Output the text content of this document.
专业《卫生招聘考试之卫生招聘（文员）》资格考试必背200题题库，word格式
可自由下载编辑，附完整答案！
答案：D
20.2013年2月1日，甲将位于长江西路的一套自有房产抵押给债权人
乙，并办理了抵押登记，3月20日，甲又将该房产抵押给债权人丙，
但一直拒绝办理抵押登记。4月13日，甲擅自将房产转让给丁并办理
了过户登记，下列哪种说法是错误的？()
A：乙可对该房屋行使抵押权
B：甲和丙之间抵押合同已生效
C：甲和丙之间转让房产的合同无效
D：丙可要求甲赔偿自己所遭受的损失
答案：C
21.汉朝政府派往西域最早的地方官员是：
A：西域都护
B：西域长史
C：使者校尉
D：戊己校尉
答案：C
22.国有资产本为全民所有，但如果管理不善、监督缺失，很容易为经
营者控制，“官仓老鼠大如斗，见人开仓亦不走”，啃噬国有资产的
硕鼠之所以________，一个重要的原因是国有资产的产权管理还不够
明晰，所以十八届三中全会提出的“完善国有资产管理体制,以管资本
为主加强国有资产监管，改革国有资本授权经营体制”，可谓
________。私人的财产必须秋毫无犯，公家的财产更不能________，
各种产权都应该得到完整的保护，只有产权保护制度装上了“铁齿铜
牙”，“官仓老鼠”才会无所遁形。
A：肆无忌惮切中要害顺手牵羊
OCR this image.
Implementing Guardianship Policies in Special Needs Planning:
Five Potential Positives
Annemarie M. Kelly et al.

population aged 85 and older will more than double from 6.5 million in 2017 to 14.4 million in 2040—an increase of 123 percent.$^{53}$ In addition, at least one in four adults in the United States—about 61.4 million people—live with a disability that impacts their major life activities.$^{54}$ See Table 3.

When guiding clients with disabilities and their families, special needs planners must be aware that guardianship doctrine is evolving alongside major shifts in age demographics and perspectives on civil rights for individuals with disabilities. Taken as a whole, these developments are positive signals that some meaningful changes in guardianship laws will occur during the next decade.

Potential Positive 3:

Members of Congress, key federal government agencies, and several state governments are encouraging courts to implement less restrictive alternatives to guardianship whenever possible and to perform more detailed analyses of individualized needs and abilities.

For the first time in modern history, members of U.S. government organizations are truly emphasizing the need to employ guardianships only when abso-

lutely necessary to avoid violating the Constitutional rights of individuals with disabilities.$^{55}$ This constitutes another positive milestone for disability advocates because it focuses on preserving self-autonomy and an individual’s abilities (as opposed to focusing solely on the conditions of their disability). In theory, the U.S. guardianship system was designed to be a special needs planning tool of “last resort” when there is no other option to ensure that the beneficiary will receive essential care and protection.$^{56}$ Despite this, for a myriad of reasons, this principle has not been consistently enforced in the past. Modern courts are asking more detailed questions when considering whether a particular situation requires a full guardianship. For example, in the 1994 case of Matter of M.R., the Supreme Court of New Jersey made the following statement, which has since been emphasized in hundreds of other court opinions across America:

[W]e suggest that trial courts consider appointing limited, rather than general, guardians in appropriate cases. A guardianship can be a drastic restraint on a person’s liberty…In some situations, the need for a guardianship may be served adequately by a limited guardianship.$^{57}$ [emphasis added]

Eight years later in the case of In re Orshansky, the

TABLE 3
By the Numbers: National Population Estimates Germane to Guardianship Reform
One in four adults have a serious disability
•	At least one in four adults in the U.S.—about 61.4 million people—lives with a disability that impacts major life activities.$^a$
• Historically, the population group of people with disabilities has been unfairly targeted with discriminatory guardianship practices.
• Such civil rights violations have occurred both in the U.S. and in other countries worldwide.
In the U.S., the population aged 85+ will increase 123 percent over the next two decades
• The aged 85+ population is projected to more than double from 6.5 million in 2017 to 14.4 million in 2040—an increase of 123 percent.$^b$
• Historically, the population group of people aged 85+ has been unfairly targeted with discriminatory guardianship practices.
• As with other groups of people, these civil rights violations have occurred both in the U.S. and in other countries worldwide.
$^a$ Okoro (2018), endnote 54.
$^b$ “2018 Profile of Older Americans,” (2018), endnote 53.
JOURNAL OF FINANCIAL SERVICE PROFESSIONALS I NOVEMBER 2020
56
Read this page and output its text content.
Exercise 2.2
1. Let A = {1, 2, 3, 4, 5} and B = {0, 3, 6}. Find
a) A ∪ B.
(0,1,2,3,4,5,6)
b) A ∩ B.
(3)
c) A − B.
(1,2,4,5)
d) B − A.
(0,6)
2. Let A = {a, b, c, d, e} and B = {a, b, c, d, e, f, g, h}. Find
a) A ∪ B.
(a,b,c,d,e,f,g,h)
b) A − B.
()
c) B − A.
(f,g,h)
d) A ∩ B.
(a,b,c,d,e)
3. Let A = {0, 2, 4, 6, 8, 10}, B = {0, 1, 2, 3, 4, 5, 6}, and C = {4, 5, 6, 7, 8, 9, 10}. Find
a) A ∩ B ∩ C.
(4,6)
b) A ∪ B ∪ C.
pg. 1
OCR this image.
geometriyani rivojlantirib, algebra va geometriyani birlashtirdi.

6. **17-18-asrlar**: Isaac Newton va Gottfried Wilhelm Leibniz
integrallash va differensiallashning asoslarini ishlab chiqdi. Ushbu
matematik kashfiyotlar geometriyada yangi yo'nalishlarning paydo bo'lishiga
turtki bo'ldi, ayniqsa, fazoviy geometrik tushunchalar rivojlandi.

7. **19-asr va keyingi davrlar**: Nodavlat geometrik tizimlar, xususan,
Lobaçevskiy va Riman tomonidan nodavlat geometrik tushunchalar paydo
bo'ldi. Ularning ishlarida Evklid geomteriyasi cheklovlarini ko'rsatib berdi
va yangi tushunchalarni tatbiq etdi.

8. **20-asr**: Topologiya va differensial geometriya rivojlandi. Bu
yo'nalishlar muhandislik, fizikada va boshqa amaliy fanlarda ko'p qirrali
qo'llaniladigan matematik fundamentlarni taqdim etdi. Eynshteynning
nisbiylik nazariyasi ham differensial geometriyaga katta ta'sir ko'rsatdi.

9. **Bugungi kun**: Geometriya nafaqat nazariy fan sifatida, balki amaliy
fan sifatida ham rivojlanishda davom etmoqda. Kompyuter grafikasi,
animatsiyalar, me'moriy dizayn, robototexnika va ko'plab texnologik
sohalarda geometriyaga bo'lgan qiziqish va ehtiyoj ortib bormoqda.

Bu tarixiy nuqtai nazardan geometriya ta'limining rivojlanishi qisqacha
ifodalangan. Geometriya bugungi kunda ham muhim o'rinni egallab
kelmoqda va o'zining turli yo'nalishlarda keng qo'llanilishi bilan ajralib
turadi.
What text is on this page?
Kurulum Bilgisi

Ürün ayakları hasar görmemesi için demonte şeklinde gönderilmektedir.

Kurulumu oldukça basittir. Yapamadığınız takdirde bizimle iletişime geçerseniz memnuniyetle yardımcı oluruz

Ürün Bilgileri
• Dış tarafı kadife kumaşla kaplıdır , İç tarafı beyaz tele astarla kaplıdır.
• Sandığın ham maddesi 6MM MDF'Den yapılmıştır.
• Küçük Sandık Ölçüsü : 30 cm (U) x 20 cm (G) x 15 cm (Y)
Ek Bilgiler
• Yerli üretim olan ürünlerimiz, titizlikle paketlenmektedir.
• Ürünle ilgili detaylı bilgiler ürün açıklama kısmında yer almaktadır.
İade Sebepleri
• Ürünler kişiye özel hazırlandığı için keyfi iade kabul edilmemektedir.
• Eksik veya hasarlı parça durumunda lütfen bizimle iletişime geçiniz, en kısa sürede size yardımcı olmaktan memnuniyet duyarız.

**WHAT THE EXERCISE ASKS:**
For the listing above, identify each line bearing "least".

**ANSWER BELOW:**
population aged 85 and older will more than double from 6.5 million in 2017 to 14.4 million in 2040—an increase of 123 percent.$^{53}$ In addition, at least one in four adults in the United States—about 61.4 million people—live with a disability that impacts their major life activities.$^{54}$ See Table 3.
•	At least one in four adults in the U.S.—about 61.4 million people—lives with a disability that impacts major life activities.$^a$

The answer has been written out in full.